• [Data lines]:
· · · · · · ·

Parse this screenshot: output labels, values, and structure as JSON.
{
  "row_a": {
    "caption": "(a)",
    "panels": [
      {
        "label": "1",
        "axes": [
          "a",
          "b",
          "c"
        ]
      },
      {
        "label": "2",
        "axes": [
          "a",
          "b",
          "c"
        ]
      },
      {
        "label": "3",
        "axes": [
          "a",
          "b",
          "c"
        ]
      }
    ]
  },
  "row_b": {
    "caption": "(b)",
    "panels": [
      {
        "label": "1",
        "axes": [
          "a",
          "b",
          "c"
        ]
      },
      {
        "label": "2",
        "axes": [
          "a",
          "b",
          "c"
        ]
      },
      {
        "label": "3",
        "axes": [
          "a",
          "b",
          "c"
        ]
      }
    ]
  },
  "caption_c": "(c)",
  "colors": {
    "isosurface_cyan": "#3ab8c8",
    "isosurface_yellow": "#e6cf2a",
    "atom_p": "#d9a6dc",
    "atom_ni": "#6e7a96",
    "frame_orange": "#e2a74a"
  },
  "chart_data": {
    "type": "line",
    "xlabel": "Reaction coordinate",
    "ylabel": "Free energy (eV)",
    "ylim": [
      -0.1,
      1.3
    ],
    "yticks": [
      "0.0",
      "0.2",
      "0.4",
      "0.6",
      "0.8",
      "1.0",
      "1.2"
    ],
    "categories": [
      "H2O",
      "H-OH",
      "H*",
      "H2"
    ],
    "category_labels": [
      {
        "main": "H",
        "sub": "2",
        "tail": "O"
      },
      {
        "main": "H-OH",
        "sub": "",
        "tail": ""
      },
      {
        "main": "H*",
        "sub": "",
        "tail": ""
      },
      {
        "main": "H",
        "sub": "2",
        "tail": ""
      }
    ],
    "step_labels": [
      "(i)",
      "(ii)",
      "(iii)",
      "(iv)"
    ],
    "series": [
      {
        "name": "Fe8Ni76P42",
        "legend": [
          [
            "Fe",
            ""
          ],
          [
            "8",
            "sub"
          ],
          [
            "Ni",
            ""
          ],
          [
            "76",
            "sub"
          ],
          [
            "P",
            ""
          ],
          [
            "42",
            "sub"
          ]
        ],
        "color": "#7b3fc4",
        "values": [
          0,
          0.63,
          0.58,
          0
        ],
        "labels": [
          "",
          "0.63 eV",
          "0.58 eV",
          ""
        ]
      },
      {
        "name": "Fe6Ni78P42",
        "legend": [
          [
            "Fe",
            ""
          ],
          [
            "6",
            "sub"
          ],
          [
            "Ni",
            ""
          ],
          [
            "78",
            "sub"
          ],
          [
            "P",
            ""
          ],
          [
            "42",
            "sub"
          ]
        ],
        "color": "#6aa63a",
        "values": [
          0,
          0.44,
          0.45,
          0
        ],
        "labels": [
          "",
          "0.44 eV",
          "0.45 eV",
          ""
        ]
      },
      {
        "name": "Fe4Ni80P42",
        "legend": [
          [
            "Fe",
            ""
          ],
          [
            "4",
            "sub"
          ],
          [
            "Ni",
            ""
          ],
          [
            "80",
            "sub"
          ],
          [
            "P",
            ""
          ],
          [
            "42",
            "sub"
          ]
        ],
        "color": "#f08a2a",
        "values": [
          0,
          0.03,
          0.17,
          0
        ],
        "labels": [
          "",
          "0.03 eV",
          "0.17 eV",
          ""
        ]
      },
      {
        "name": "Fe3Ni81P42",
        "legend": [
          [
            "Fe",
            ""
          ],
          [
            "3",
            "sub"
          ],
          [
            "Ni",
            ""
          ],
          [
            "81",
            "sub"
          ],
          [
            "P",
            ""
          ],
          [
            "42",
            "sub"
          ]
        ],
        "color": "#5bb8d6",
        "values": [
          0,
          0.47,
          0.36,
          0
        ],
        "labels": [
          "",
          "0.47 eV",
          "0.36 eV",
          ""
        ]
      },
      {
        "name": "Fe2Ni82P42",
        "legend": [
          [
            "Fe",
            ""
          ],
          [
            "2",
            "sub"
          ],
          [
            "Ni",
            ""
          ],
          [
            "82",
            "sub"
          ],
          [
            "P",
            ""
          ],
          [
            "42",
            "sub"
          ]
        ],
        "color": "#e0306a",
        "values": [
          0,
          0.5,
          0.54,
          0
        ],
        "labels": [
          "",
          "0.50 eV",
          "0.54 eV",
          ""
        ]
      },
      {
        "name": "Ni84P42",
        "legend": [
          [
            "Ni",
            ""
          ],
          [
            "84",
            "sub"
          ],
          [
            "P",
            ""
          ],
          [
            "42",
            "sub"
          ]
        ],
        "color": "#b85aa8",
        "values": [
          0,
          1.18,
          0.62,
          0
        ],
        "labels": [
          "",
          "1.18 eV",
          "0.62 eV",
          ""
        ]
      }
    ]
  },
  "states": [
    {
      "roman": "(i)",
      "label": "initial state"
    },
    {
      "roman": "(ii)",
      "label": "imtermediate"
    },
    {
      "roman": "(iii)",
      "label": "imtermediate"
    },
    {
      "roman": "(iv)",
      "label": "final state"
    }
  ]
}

· · · · · · ·

• [Objective]:
Copy out the material word for word and line for line.

• [Answer below]:
Parse this screenshot: output labels, values, and structure as JSON.
{
  "row_a": {
    "caption": "(a)",
    "panels": [
      {
        "label": "1",
        "axes": [
          "a",
          "b",
          "c"
        ]
      },
      {
        "label": "2",
        "axes": [
          "a",
          "b",
          "c"
        ]
      },
      {
        "label": "3",
        "axes": [
          "a",
          "b",
          "c"
        ]
      }
    ]
  },
  "row_b": {
    "caption": "(b)",
    "panels": [
      {
        "label": "1",
        "axes": [
          "a",
          "b",
          "c"
        ]
      },
      {
        "label": "2",
        "axes": [
          "a",
          "b",
          "c"
        ]
      },
      {
        "label": "3",
        "axes": [
          "a",
          "b",
          "c"
        ]
      }
    ]
  },
  "caption_c": "(c)",
  "colors": {
    "isosurface_cyan": "#3ab8c8",
    "isosurface_yellow": "#e6cf2a",
    "atom_p": "#d9a6dc",
    "atom_ni": "#6e7a96",
    "frame_orange": "#e2a74a"
  },
  "chart_data": {
    "type": "line",
    "xlabel": "Reaction coordinate",
    "ylabel": "Free energy (eV)",
    "ylim": [
      -0.1,
      1.3
    ],
    "yticks": [
      "0.0",
      "0.2",
      "0.4",
      "0.6",
      "0.8",
      "1.0",
      "1.2"
    ],
    "categories": [
      "H2O",
      "H-OH",
      "H*",
      "H2"
    ],
    "category_labels": [
      {
        "main": "H",
        "sub": "2",
        "tail": "O"
      },
      {
        "main": "H-OH",
        "sub": "",
        "tail": ""
      },
      {
        "main": "H*",
        "sub": "",
        "tail": ""
      },
      {
        "main": "H",
        "sub": "2",
        "tail": ""
      }
    ],
    "step_labels": [
      "(i)",
      "(ii)",
      "(iii)",
      "(iv)"
    ],
    "series": [
      {
        "name": "Fe8Ni76P42",
        "legend": [
          [
            "Fe",
            ""
          ],
          [
            "8",
            "sub"
          ],
          [
            "Ni",
            ""
          ],
          [
            "76",
            "sub"
          ],
          [
            "P",
            ""
          ],
          [
            "42",
            "sub"
          ]
        ],
        "color": "#7b3fc4",
        "values": [
          0,
          0.63,
          0.58,
          0
        ],
        "labels": [
          "",
          "0.63 eV",
          "0.58 eV",
          ""
        ]
      },
      {
        "name": "Fe6Ni78P42",
        "legend": [
          [
            "Fe",
            ""
          ],
          [
            "6",
            "sub"
          ],
          [
            "Ni",
            ""
          ],
          [
            "78",
            "sub"
          ],
          [
            "P",
            ""
          ],
          [
            "42",
            "sub"
          ]
        ],
        "color": "#6aa63a",
        "values": [
          0,
          0.44,
          0.45,
          0
        ],
        "labels": [
          "",
          "0.44 eV",
          "0.45 eV",
          ""
        ]
      },
      {
        "name": "Fe4Ni80P42",
        "legend": [
          [
            "Fe",
            ""
          ],
          [
            "4",
            "sub"
          ],
          [
            "Ni",
            ""
          ],
          [
            "80",
            "sub"
          ],
          [
            "P",
            ""
          ],
          [
            "42",
            "sub"
          ]
        ],
        "color": "#f08a2a",
        "values": [
          0,
          0.03,
          0.17,
          0
        ],
        "labels": [
          "",
          "0.03 eV",
          "0.17 eV",
          ""
        ]
      },
      {
        "name": "Fe3Ni81P42",
        "legend": [
          [
            "Fe",
            ""
          ],
          [
            "3",
            "sub"
          ],
          [
            "Ni",
            ""
          ],
          [
            "81",
            "sub"
          ],
          [
            "P",
            ""
          ],
          [
            "42",
            "sub"
          ]
        ],
        "color": "#5bb8d6",
        "values": [
          0,
          0.47,
          0.36,
          0
        ],
        "labels": [
          "",
          "0.47 eV",
          "0.36 eV",
          ""
        ]
      },
      {
        "name": "Fe2Ni82P42",
        "legend": [
          [
            "Fe",
            ""
          ],
          [
            "2",
            "sub"
          ],
          [
            "Ni",
            ""
          ],
          [
            "82",
            "sub"
          ],
          [
            "P",
            ""
          ],
          [
            "42",
            "sub"
          ]
        ],
        "color": "#e0306a",
        "values": [
          0,
          0.5,
          0.54,
          0
        ],
        "labels": [
          "",
          "0.50 eV",
          "0.54 eV",
          ""
        ]
      },
      {
        "name": "Ni84P42",
        "legend": [
          [
            "Ni",
            ""
          ],
          [
            "84",
            "sub"
          ],
          [
            "P",
            ""
          ],
          [
            "42",
            "sub"
          ]
        ],
        "color": "#b85aa8",
        "values": [
          0,
          1.18,
          0.62,
          0
        ],
        "labels": [
          "",
          "1.18 eV",
          "0.62 eV",
          ""
        ]
      }
    ]
  },
  "states": [
    {
      "roman": "(i)",
      "label": "initial state"
    },
    {
      "roman": "(ii)",
      "label": "imtermediate"
    },
    {
      "roman": "(iii)",
      "label": "imtermediate"
    },
    {
      "roman": "(iv)",
      "label": "final state"
    }
  ]
}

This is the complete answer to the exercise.